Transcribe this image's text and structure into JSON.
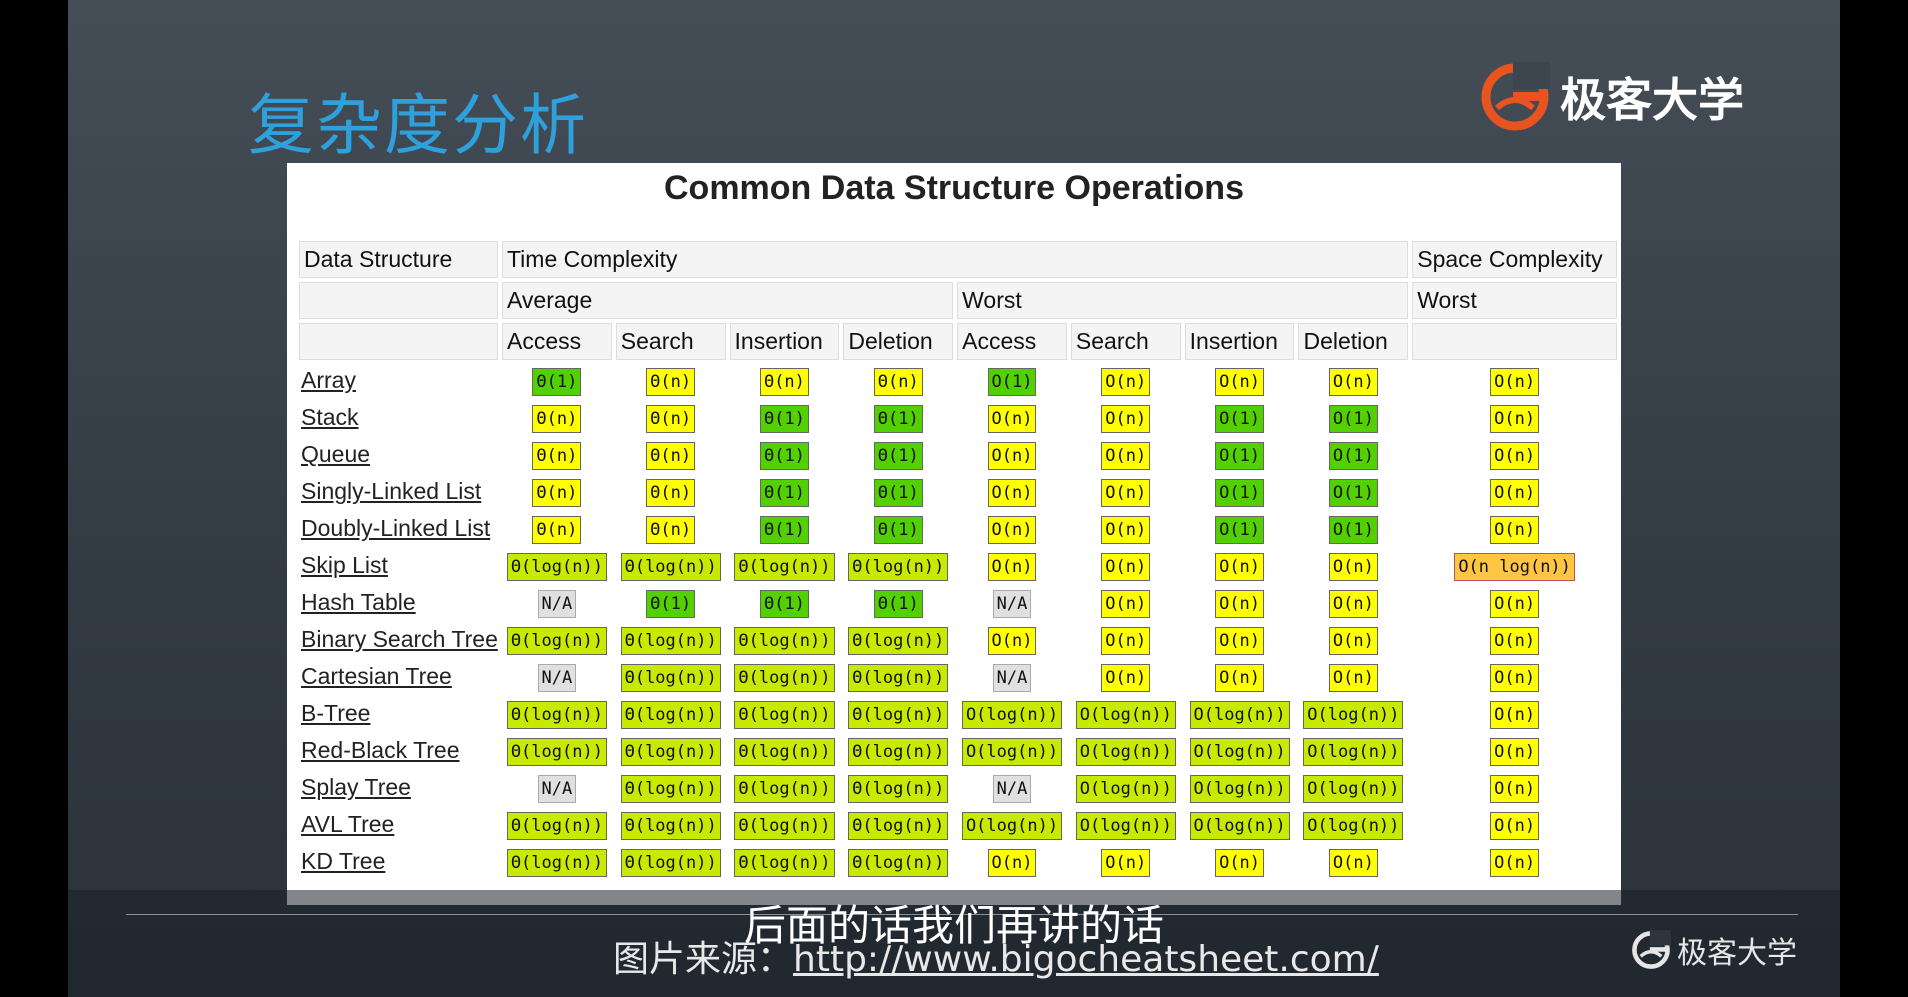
{
  "slide": {
    "title": "复杂度分析",
    "brand": "极客大学",
    "watermark": "极客大学",
    "subtitle": "后面的话我们再讲的话",
    "source_label": "图片来源：",
    "source_url": "http://www.bigocheatsheet.com/"
  },
  "table": {
    "title": "Common Data Structure Operations",
    "headers": {
      "data_structure": "Data Structure",
      "time_complexity": "Time Complexity",
      "space_complexity": "Space Complexity",
      "average": "Average",
      "worst": "Worst",
      "space_worst": "Worst",
      "ops": [
        "Access",
        "Search",
        "Insertion",
        "Deletion",
        "Access",
        "Search",
        "Insertion",
        "Deletion"
      ]
    },
    "rows": [
      {
        "name": "Array",
        "cells": [
          [
            "Θ(1)",
            "green"
          ],
          [
            "Θ(n)",
            "yellow"
          ],
          [
            "Θ(n)",
            "yellow"
          ],
          [
            "Θ(n)",
            "yellow"
          ],
          [
            "O(1)",
            "green"
          ],
          [
            "O(n)",
            "yellow"
          ],
          [
            "O(n)",
            "yellow"
          ],
          [
            "O(n)",
            "yellow"
          ],
          [
            "O(n)",
            "yellow"
          ]
        ]
      },
      {
        "name": "Stack",
        "cells": [
          [
            "Θ(n)",
            "yellow"
          ],
          [
            "Θ(n)",
            "yellow"
          ],
          [
            "Θ(1)",
            "green"
          ],
          [
            "Θ(1)",
            "green"
          ],
          [
            "O(n)",
            "yellow"
          ],
          [
            "O(n)",
            "yellow"
          ],
          [
            "O(1)",
            "green"
          ],
          [
            "O(1)",
            "green"
          ],
          [
            "O(n)",
            "yellow"
          ]
        ]
      },
      {
        "name": "Queue",
        "cells": [
          [
            "Θ(n)",
            "yellow"
          ],
          [
            "Θ(n)",
            "yellow"
          ],
          [
            "Θ(1)",
            "green"
          ],
          [
            "Θ(1)",
            "green"
          ],
          [
            "O(n)",
            "yellow"
          ],
          [
            "O(n)",
            "yellow"
          ],
          [
            "O(1)",
            "green"
          ],
          [
            "O(1)",
            "green"
          ],
          [
            "O(n)",
            "yellow"
          ]
        ]
      },
      {
        "name": "Singly-Linked List",
        "cells": [
          [
            "Θ(n)",
            "yellow"
          ],
          [
            "Θ(n)",
            "yellow"
          ],
          [
            "Θ(1)",
            "green"
          ],
          [
            "Θ(1)",
            "green"
          ],
          [
            "O(n)",
            "yellow"
          ],
          [
            "O(n)",
            "yellow"
          ],
          [
            "O(1)",
            "green"
          ],
          [
            "O(1)",
            "green"
          ],
          [
            "O(n)",
            "yellow"
          ]
        ]
      },
      {
        "name": "Doubly-Linked List",
        "cells": [
          [
            "Θ(n)",
            "yellow"
          ],
          [
            "Θ(n)",
            "yellow"
          ],
          [
            "Θ(1)",
            "green"
          ],
          [
            "Θ(1)",
            "green"
          ],
          [
            "O(n)",
            "yellow"
          ],
          [
            "O(n)",
            "yellow"
          ],
          [
            "O(1)",
            "green"
          ],
          [
            "O(1)",
            "green"
          ],
          [
            "O(n)",
            "yellow"
          ]
        ]
      },
      {
        "name": "Skip List",
        "cells": [
          [
            "Θ(log(n))",
            "lime"
          ],
          [
            "Θ(log(n))",
            "lime"
          ],
          [
            "Θ(log(n))",
            "lime"
          ],
          [
            "Θ(log(n))",
            "lime"
          ],
          [
            "O(n)",
            "yellow"
          ],
          [
            "O(n)",
            "yellow"
          ],
          [
            "O(n)",
            "yellow"
          ],
          [
            "O(n)",
            "yellow"
          ],
          [
            "O(n log(n))",
            "orange"
          ]
        ]
      },
      {
        "name": "Hash Table",
        "cells": [
          [
            "N/A",
            "gray"
          ],
          [
            "Θ(1)",
            "green"
          ],
          [
            "Θ(1)",
            "green"
          ],
          [
            "Θ(1)",
            "green"
          ],
          [
            "N/A",
            "gray"
          ],
          [
            "O(n)",
            "yellow"
          ],
          [
            "O(n)",
            "yellow"
          ],
          [
            "O(n)",
            "yellow"
          ],
          [
            "O(n)",
            "yellow"
          ]
        ]
      },
      {
        "name": "Binary Search Tree",
        "cells": [
          [
            "Θ(log(n))",
            "lime"
          ],
          [
            "Θ(log(n))",
            "lime"
          ],
          [
            "Θ(log(n))",
            "lime"
          ],
          [
            "Θ(log(n))",
            "lime"
          ],
          [
            "O(n)",
            "yellow"
          ],
          [
            "O(n)",
            "yellow"
          ],
          [
            "O(n)",
            "yellow"
          ],
          [
            "O(n)",
            "yellow"
          ],
          [
            "O(n)",
            "yellow"
          ]
        ]
      },
      {
        "name": "Cartesian Tree",
        "cells": [
          [
            "N/A",
            "gray"
          ],
          [
            "Θ(log(n))",
            "lime"
          ],
          [
            "Θ(log(n))",
            "lime"
          ],
          [
            "Θ(log(n))",
            "lime"
          ],
          [
            "N/A",
            "gray"
          ],
          [
            "O(n)",
            "yellow"
          ],
          [
            "O(n)",
            "yellow"
          ],
          [
            "O(n)",
            "yellow"
          ],
          [
            "O(n)",
            "yellow"
          ]
        ]
      },
      {
        "name": "B-Tree",
        "cells": [
          [
            "Θ(log(n))",
            "lime"
          ],
          [
            "Θ(log(n))",
            "lime"
          ],
          [
            "Θ(log(n))",
            "lime"
          ],
          [
            "Θ(log(n))",
            "lime"
          ],
          [
            "O(log(n))",
            "lime"
          ],
          [
            "O(log(n))",
            "lime"
          ],
          [
            "O(log(n))",
            "lime"
          ],
          [
            "O(log(n))",
            "lime"
          ],
          [
            "O(n)",
            "yellow"
          ]
        ]
      },
      {
        "name": "Red-Black Tree",
        "cells": [
          [
            "Θ(log(n))",
            "lime"
          ],
          [
            "Θ(log(n))",
            "lime"
          ],
          [
            "Θ(log(n))",
            "lime"
          ],
          [
            "Θ(log(n))",
            "lime"
          ],
          [
            "O(log(n))",
            "lime"
          ],
          [
            "O(log(n))",
            "lime"
          ],
          [
            "O(log(n))",
            "lime"
          ],
          [
            "O(log(n))",
            "lime"
          ],
          [
            "O(n)",
            "yellow"
          ]
        ]
      },
      {
        "name": "Splay Tree",
        "cells": [
          [
            "N/A",
            "gray"
          ],
          [
            "Θ(log(n))",
            "lime"
          ],
          [
            "Θ(log(n))",
            "lime"
          ],
          [
            "Θ(log(n))",
            "lime"
          ],
          [
            "N/A",
            "gray"
          ],
          [
            "O(log(n))",
            "lime"
          ],
          [
            "O(log(n))",
            "lime"
          ],
          [
            "O(log(n))",
            "lime"
          ],
          [
            "O(n)",
            "yellow"
          ]
        ]
      },
      {
        "name": "AVL Tree",
        "cells": [
          [
            "Θ(log(n))",
            "lime"
          ],
          [
            "Θ(log(n))",
            "lime"
          ],
          [
            "Θ(log(n))",
            "lime"
          ],
          [
            "Θ(log(n))",
            "lime"
          ],
          [
            "O(log(n))",
            "lime"
          ],
          [
            "O(log(n))",
            "lime"
          ],
          [
            "O(log(n))",
            "lime"
          ],
          [
            "O(log(n))",
            "lime"
          ],
          [
            "O(n)",
            "yellow"
          ]
        ]
      },
      {
        "name": "KD Tree",
        "cells": [
          [
            "Θ(log(n))",
            "lime"
          ],
          [
            "Θ(log(n))",
            "lime"
          ],
          [
            "Θ(log(n))",
            "lime"
          ],
          [
            "Θ(log(n))",
            "lime"
          ],
          [
            "O(n)",
            "yellow"
          ],
          [
            "O(n)",
            "yellow"
          ],
          [
            "O(n)",
            "yellow"
          ],
          [
            "O(n)",
            "yellow"
          ],
          [
            "O(n)",
            "yellow"
          ]
        ]
      }
    ]
  },
  "colors": {
    "green": "#53d000",
    "lime": "#c8ea00",
    "yellow": "#ffff00",
    "orange": "#ffc543",
    "gray": "#e0e0e0",
    "title_blue": "#2ea0dc",
    "brand_orange": "#e8531f"
  },
  "icons": {
    "brand_logo": "geek-university-logo-icon",
    "watermark_logo": "geek-university-logo-icon"
  }
}
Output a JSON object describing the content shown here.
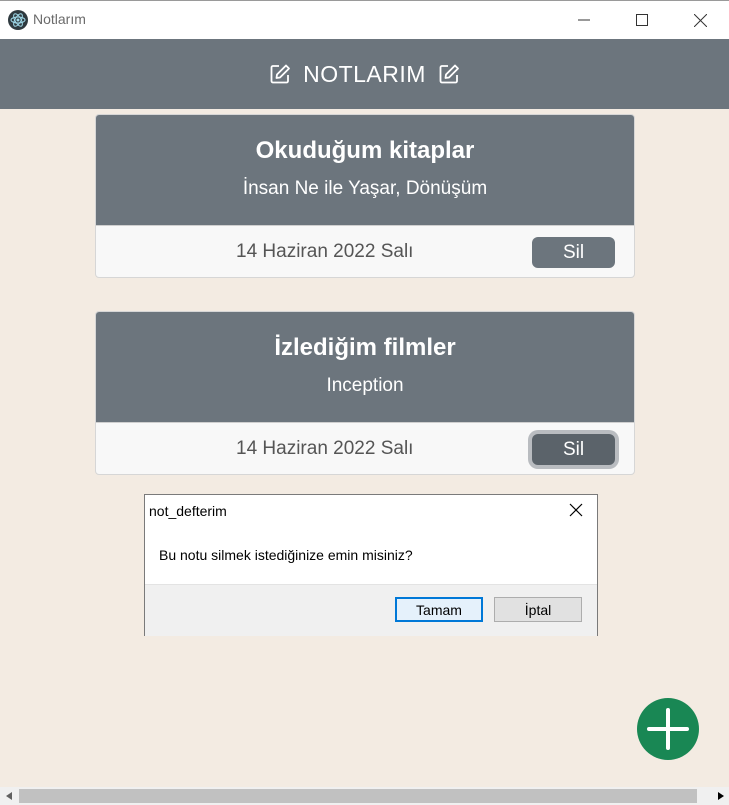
{
  "window": {
    "title": "Notlarım"
  },
  "header": {
    "title": "NOTLARIM"
  },
  "notes": [
    {
      "title": "Okuduğum kitaplar",
      "text": "İnsan Ne ile Yaşar, Dönüşüm",
      "date": "14 Haziran 2022 Salı",
      "delete_label": "Sil"
    },
    {
      "title": "İzlediğim filmler",
      "text": "Inception",
      "date": "14 Haziran 2022 Salı",
      "delete_label": "Sil"
    }
  ],
  "dialog": {
    "title": "not_defterim",
    "message": "Bu notu silmek istediğinize emin misiniz?",
    "ok_label": "Tamam",
    "cancel_label": "İptal"
  },
  "colors": {
    "background": "#f3ebe2",
    "header": "#6c757d",
    "fab": "#198754",
    "dialog_focus": "#0078d7"
  },
  "icons": {
    "app": "electron-app-icon",
    "header_left": "edit-icon",
    "header_right": "edit-icon",
    "fab": "plus-icon"
  }
}
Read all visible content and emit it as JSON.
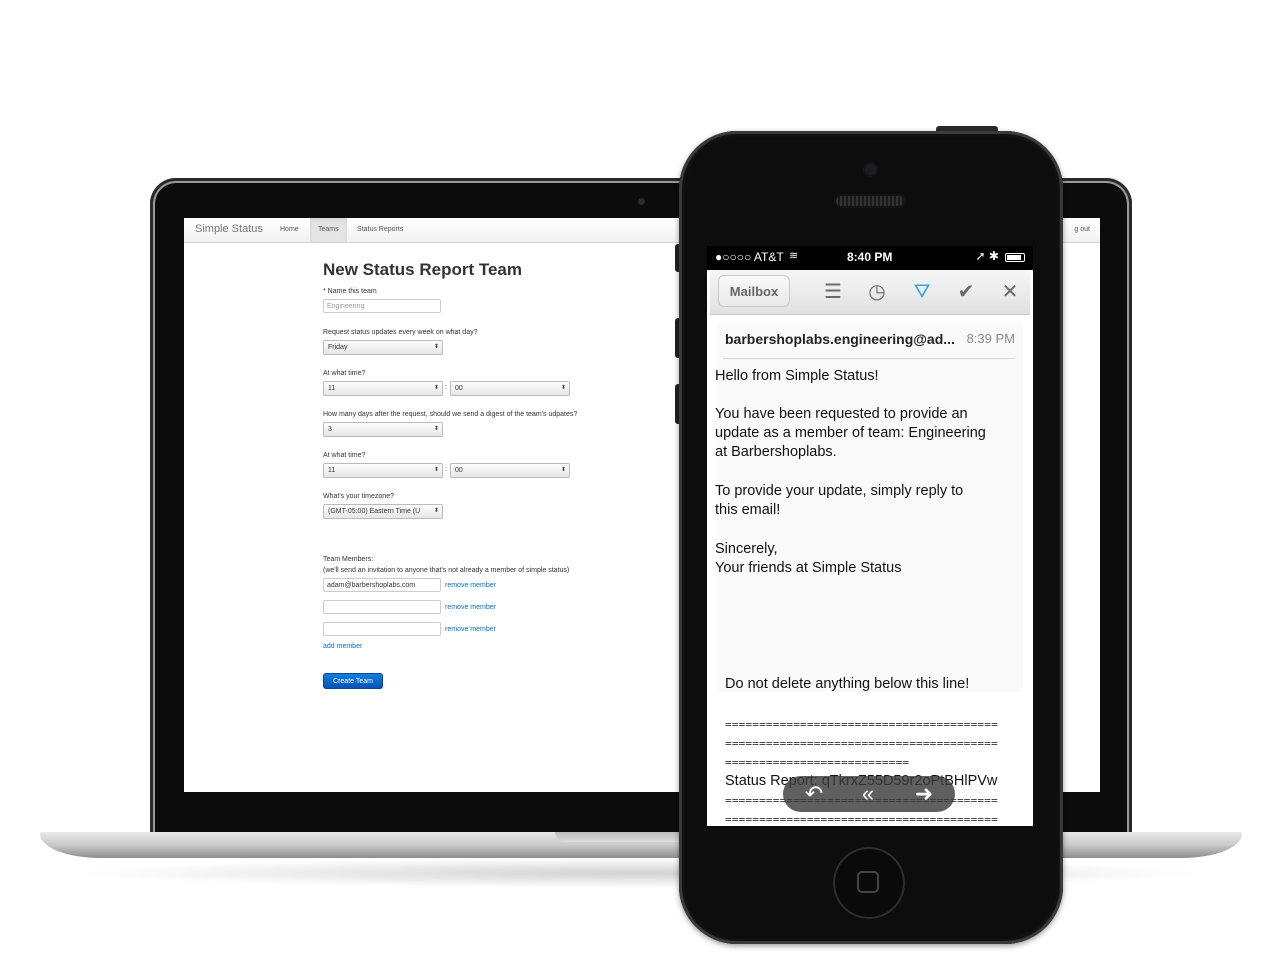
{
  "laptop": {
    "app": {
      "brand": "Simple Status",
      "nav": [
        "Home",
        "Teams",
        "Status Reports"
      ],
      "signout": "g out"
    },
    "form": {
      "title": "New Status Report Team",
      "name_label": "* Name this team",
      "name_placeholder": "Engineering",
      "day_label": "Request status updates every week on what day?",
      "day_value": "Friday",
      "time1_label": "At what time?",
      "time1_hour": "11",
      "time1_minute": "00",
      "digest_label": "How many days after the request, should we send a digest of the team's udpates?",
      "digest_value": "3",
      "time2_label": "At what time?",
      "time2_hour": "11",
      "time2_minute": "00",
      "tz_label": "What's your timezone?",
      "tz_value": "(GMT-05:00) Eastern Time (U",
      "members_label": "Team Members:",
      "members_note": "(we'll send an invitation to anyone that's not already a member of simple status)",
      "member1": "adam@barbershoplabs.com",
      "member2": "",
      "member3": "",
      "remove_label": "remove member",
      "add_label": "add member",
      "submit": "Create Team"
    }
  },
  "phone": {
    "status_bar": {
      "carrier": "●○○○○ AT&T",
      "time": "8:40 PM"
    },
    "toolbar": {
      "back": "Mailbox",
      "icons": [
        "list-icon",
        "clock-icon",
        "archive-tray-icon",
        "checkmark-icon",
        "close-icon"
      ]
    },
    "message": {
      "from": "barbershoplabs.engineering@ad...",
      "time": "8:39 PM",
      "greeting": "Hello from Simple Status!",
      "p1_l1": "You have been requested to provide an",
      "p1_l2": "update as a member of team: Engineering",
      "p1_l3": "at Barbershoplabs.",
      "p2_l1": "To provide your update, simply reply to",
      "p2_l2": "this email!",
      "sign_l1": "Sincerely,",
      "sign_l2": "Your friends at Simple Status",
      "warning": "Do not delete anything below this line!",
      "eq_line": "========================================",
      "eq_short": "===========================",
      "status_report": "Status Report: qTkrxZ55D59r2oPtBHlPVw"
    },
    "reply_bar_icons": [
      "reply-icon",
      "reply-all-icon",
      "forward-icon"
    ],
    "colors": {
      "accent": "#37a6d8",
      "primary_button": "#0a62c4",
      "link": "#0a6fc2"
    }
  }
}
+===+
### [Given task]
Where a line holds the string "university", copy that line.

### [Answer for the task]
    "brand_logo": "geek-university-logo-icon",
    "watermark_logo": "geek-university-logo-icon"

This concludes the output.